Required work »
Select the lines below containing the word "festo".

Material provided »
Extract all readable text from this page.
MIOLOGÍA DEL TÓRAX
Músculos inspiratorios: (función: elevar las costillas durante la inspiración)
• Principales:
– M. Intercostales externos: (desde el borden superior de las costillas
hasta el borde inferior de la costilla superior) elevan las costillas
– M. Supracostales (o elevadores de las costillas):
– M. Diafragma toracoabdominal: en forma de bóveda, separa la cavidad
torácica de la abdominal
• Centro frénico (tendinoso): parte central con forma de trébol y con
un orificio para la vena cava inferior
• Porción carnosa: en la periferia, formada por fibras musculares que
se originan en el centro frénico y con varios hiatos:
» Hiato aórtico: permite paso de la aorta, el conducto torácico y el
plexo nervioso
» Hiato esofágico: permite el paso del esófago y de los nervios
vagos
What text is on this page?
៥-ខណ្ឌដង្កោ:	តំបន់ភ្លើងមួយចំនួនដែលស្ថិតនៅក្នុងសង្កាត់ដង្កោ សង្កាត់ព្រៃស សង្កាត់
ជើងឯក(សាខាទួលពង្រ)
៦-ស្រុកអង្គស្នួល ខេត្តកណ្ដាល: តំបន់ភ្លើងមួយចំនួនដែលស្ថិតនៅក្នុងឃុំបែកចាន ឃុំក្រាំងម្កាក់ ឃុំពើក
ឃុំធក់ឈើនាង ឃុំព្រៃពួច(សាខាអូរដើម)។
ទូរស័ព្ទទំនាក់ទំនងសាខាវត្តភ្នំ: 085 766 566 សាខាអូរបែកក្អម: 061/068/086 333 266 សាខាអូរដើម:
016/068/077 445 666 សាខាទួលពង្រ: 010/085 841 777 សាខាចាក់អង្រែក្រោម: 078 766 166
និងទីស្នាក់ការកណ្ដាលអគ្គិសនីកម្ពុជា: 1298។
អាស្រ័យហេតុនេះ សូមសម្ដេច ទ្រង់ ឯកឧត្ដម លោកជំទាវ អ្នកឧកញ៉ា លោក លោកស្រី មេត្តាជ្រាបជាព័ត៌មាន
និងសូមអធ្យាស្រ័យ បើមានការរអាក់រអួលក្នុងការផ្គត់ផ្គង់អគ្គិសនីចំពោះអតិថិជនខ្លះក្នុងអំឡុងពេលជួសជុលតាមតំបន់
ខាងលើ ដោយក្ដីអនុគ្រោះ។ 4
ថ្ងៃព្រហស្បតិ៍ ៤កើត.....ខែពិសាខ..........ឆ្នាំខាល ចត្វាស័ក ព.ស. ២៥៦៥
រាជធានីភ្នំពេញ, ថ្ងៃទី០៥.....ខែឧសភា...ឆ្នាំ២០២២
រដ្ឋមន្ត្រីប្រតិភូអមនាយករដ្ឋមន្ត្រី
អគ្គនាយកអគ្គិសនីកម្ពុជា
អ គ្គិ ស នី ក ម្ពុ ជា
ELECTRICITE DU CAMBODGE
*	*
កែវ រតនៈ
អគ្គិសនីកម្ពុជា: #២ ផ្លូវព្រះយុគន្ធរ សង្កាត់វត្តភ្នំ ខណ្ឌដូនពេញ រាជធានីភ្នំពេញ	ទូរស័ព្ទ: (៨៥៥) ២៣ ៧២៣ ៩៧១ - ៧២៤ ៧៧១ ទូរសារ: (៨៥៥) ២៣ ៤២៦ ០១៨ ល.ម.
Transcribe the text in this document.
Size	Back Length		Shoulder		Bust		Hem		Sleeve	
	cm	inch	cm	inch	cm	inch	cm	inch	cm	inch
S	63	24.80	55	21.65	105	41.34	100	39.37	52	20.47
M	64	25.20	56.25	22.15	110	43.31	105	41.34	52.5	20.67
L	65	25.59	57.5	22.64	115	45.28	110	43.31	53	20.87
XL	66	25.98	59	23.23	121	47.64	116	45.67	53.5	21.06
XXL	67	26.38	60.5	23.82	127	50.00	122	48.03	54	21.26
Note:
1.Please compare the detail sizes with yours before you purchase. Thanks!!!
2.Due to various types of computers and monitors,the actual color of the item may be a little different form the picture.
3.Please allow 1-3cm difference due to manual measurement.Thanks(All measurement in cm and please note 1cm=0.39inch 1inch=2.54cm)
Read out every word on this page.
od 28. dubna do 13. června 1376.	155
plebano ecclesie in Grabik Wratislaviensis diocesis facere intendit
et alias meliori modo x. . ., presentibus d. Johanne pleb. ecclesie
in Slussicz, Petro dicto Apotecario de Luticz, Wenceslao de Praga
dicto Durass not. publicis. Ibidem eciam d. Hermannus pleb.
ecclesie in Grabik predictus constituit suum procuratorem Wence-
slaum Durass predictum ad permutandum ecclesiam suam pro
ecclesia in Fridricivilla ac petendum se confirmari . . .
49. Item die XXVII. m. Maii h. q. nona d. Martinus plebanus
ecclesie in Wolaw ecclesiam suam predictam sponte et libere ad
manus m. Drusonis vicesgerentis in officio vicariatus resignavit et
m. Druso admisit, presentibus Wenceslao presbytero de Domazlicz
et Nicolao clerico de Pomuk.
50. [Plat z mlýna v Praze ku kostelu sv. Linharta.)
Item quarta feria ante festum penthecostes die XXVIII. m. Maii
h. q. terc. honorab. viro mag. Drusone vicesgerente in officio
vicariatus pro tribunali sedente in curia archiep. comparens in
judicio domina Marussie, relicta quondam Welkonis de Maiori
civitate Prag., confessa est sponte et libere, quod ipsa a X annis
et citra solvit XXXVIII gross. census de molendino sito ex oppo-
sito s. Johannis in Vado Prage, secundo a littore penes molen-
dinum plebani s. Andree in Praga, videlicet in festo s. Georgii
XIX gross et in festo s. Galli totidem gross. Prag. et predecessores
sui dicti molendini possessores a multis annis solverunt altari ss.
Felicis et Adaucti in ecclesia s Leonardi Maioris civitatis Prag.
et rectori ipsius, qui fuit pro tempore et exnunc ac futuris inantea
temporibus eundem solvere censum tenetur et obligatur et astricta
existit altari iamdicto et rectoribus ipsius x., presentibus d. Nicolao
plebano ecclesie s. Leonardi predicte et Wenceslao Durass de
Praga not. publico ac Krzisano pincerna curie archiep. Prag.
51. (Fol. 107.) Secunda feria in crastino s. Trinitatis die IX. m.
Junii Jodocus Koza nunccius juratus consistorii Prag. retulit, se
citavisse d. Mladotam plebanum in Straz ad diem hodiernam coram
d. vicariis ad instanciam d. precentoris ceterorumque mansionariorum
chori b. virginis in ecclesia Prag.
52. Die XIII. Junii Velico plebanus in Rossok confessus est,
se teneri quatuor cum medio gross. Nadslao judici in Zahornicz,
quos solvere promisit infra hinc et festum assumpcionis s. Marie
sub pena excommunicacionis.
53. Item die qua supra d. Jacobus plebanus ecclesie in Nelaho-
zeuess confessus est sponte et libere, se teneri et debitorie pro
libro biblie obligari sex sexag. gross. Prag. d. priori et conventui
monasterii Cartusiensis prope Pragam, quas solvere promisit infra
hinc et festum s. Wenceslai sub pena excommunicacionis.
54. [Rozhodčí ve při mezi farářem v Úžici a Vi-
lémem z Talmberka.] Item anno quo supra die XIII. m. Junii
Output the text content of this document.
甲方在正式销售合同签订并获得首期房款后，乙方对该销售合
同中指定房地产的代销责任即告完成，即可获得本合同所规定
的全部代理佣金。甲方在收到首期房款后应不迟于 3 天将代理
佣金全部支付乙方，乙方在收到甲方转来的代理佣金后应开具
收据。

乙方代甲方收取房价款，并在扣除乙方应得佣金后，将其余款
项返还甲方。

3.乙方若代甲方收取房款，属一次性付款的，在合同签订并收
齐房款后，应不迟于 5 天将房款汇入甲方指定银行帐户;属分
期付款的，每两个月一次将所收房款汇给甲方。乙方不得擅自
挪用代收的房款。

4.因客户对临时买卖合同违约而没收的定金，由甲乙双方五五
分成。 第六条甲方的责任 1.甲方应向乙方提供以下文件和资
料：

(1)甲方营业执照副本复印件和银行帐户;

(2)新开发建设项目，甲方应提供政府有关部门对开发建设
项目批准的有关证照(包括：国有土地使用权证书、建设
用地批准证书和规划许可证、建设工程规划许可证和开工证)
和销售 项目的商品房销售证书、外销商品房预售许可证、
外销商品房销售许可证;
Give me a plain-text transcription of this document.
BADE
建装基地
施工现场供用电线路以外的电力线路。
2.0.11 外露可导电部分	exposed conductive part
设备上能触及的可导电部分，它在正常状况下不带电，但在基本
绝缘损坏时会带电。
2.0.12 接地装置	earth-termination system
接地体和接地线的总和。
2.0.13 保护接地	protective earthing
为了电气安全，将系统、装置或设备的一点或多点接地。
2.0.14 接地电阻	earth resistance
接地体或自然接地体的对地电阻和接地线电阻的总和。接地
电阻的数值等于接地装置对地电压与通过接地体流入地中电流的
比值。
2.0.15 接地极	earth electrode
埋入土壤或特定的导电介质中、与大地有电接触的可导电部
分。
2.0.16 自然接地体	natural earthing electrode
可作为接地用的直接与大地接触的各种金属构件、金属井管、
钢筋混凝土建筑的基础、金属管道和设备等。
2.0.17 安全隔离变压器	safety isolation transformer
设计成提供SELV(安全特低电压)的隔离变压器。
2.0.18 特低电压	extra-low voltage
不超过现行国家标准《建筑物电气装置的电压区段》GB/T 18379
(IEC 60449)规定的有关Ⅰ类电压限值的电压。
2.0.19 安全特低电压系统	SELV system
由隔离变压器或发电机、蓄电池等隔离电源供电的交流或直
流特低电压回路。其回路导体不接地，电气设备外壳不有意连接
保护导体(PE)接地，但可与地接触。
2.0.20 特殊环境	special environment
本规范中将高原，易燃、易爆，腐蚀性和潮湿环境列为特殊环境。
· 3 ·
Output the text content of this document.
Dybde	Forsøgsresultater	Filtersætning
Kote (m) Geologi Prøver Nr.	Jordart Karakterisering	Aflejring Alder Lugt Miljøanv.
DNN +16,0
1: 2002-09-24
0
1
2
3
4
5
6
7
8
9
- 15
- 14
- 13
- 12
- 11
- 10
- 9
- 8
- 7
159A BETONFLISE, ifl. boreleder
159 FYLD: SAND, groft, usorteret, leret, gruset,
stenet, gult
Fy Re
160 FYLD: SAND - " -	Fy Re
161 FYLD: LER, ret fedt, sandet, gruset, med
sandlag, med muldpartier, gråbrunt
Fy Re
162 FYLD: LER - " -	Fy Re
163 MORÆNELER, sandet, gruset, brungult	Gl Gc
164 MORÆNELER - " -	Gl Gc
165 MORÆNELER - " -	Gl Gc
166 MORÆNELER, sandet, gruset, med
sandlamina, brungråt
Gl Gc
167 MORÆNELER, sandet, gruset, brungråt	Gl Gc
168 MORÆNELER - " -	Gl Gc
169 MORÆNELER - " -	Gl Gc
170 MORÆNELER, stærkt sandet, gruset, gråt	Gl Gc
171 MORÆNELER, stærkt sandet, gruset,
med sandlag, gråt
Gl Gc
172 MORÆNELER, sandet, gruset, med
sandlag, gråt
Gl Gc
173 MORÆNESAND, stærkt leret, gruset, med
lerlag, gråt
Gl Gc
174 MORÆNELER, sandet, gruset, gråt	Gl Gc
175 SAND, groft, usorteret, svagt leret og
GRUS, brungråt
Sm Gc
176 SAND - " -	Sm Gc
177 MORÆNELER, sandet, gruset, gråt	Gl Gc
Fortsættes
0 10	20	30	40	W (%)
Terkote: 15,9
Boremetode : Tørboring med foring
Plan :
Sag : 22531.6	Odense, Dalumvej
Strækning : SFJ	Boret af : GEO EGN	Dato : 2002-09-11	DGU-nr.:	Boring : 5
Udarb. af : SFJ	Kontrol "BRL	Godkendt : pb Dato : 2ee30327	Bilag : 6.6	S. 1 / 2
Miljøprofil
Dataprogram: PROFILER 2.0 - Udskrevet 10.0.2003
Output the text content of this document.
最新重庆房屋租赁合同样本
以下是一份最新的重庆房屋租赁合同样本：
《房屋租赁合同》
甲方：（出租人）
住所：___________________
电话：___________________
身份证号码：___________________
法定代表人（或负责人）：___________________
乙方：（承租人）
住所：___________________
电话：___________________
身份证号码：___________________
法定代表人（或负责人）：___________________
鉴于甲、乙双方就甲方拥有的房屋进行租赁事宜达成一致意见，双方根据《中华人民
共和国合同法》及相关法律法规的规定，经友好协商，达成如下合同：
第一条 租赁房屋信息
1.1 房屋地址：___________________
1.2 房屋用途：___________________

Output for this task »
dinum plebani s. Andree in Praga, videlicet in festo s. Georgii
XIX gross et in festo s. Galli totidem gross. Prag. et predecessores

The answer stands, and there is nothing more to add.